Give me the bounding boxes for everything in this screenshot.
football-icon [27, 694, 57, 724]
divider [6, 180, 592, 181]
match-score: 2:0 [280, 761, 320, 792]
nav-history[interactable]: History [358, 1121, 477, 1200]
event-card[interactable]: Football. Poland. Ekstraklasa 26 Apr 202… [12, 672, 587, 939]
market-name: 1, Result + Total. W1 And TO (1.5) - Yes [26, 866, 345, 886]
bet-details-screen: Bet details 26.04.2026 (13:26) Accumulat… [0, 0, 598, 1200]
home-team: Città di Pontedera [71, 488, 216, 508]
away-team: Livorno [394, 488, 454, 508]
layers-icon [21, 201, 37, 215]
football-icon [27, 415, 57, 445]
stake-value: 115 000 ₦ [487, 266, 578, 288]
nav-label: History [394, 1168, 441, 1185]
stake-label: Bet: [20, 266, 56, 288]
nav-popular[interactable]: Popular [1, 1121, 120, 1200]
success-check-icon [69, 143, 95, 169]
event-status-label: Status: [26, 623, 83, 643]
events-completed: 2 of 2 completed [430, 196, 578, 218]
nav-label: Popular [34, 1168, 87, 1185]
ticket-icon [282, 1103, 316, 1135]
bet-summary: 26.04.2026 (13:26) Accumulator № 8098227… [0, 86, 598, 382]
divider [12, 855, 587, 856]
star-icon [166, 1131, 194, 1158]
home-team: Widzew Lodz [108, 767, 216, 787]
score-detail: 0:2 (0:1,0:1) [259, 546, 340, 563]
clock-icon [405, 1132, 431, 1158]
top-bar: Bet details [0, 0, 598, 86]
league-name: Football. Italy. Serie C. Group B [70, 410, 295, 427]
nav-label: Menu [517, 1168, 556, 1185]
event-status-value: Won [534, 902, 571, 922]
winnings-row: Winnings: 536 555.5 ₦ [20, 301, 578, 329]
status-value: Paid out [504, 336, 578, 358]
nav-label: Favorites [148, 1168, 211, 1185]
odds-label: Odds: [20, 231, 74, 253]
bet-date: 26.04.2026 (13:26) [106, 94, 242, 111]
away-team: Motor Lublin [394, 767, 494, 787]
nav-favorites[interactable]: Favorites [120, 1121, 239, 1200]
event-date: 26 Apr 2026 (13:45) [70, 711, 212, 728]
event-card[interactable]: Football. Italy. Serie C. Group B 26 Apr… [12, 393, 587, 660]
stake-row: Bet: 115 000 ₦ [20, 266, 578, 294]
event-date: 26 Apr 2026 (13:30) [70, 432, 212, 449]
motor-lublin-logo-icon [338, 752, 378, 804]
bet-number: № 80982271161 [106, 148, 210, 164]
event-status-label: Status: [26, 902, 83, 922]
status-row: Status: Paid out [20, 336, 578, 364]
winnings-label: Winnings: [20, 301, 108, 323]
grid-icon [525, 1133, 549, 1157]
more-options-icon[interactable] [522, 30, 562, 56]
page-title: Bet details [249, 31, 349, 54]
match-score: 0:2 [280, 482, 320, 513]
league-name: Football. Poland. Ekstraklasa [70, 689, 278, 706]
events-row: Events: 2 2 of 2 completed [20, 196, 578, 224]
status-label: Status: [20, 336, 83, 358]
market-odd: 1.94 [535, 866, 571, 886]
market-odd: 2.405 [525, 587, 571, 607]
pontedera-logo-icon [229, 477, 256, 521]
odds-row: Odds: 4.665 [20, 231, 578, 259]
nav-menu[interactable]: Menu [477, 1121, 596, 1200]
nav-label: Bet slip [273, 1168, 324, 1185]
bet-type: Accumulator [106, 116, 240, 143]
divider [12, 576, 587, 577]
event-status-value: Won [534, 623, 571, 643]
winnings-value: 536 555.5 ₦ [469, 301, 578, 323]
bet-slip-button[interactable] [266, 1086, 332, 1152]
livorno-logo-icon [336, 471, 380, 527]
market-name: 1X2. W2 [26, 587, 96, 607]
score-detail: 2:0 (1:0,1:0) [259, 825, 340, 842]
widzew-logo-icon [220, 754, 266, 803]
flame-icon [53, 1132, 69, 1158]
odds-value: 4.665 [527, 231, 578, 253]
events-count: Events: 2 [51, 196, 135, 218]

→ **TASK TO COMPLETE**: Lay out every line of the records above as a numbered list, skipping any blank lines.

→ **PROBLEM SOLUTION**:
1. Give me the bounding boxes for everything in this screenshot.
2. football-icon [27, 694, 57, 724]
3. divider [6, 180, 592, 181]
4. match-score: 2:0 [280, 761, 320, 792]
5. nav-history[interactable]: History [358, 1121, 477, 1200]
6. event-card[interactable]: Football. Poland. Ekstraklasa 26 Apr 202… [12, 672, 587, 939]
7. market-name: 1, Result + Total. W1 And TO (1.5) - Yes [26, 866, 345, 886]
8. bet-details-screen: Bet details 26.04.2026 (13:26) Accumulat… [0, 0, 598, 1200]
9. home-team: Città di Pontedera [71, 488, 216, 508]
10. away-team: Livorno [394, 488, 454, 508]
11. layers-icon [21, 201, 37, 215]
12. football-icon [27, 415, 57, 445]
13. stake-value: 115 000 ₦ [487, 266, 578, 288]
14. nav-label: History [394, 1168, 441, 1185]
15. stake-label: Bet: [20, 266, 56, 288]
16. nav-popular[interactable]: Popular [1, 1121, 120, 1200]
17. success-check-icon [69, 143, 95, 169]
18. event-status-label: Status: [26, 623, 83, 643]
19. events-completed: 2 of 2 completed [430, 196, 578, 218]
20. nav-label: Popular [34, 1168, 87, 1185]
21. ticket-icon [282, 1103, 316, 1135]
22. bet-summary: 26.04.2026 (13:26) Accumulator № 8098227… [0, 86, 598, 382]
23. divider [12, 855, 587, 856]
24. star-icon [166, 1131, 194, 1158]
25. home-team: Widzew Lodz [108, 767, 216, 787]
26. score-detail: 0:2 (0:1,0:1) [259, 546, 340, 563]
27. clock-icon [405, 1132, 431, 1158]
28. top-bar: Bet details [0, 0, 598, 86]
29. league-name: Football. Italy. Serie C. Group B [70, 410, 295, 427]
30. nav-label: Menu [517, 1168, 556, 1185]
31. event-status-value: Won [534, 902, 571, 922]
32. winnings-row: Winnings: 536 555.5 ₦ [20, 301, 578, 329]
33. status-value: Paid out [504, 336, 578, 358]
34. nav-label: Favorites [148, 1168, 211, 1185]
35. odds-label: Odds: [20, 231, 74, 253]
36. bet-date: 26.04.2026 (13:26) [106, 94, 242, 111]
37. away-team: Motor Lublin [394, 767, 494, 787]
38. nav-favorites[interactable]: Favorites [120, 1121, 239, 1200]
39. event-date: 26 Apr 2026 (13:45) [70, 711, 212, 728]
40. event-card[interactable]: Football. Italy. Serie C. Group B 26 Apr… [12, 393, 587, 660]
41. stake-row: Bet: 115 000 ₦ [20, 266, 578, 294]
42. event-date: 26 Apr 2026 (13:30) [70, 432, 212, 449]
43. motor-lublin-logo-icon [338, 752, 378, 804]
44. bet-number: № 80982271161 [106, 148, 210, 164]
45. event-status-label: Status: [26, 902, 83, 922]
46. status-row: Status: Paid out [20, 336, 578, 364]
47. winnings-label: Winnings: [20, 301, 108, 323]
48. grid-icon [525, 1133, 549, 1157]
49. more-options-icon[interactable] [522, 30, 562, 56]
50. page-title: Bet details [249, 31, 349, 54]
51. match-score: 0:2 [280, 482, 320, 513]
52. league-name: Football. Poland. Ekstraklasa [70, 689, 278, 706]
53. events-row: Events: 2 2 of 2 completed [20, 196, 578, 224]
54. status-label: Status: [20, 336, 83, 358]
55. market-odd: 1.94 [535, 866, 571, 886]
56. market-odd: 2.405 [525, 587, 571, 607]
57. pontedera-logo-icon [229, 477, 256, 521]
58. odds-row: Odds: 4.665 [20, 231, 578, 259]
59. nav-menu[interactable]: Menu [477, 1121, 596, 1200]
60. nav-label: Bet slip [273, 1168, 324, 1185]
61. bet-type: Accumulator [106, 116, 240, 143]
62. divider [12, 576, 587, 577]
63. event-status-value: Won [534, 623, 571, 643]
64. winnings-value: 536 555.5 ₦ [469, 301, 578, 323]
65. bet-slip-button[interactable] [266, 1086, 332, 1152]
66. livorno-logo-icon [336, 471, 380, 527]
67. market-name: 1X2. W2 [26, 587, 96, 607]
68. score-detail: 2:0 (1:0,1:0) [259, 825, 340, 842]
69. widzew-logo-icon [220, 754, 266, 803]
70. flame-icon [53, 1132, 69, 1158]
71. odds-value: 4.665 [527, 231, 578, 253]
72. events-count: Events: 2 [51, 196, 135, 218]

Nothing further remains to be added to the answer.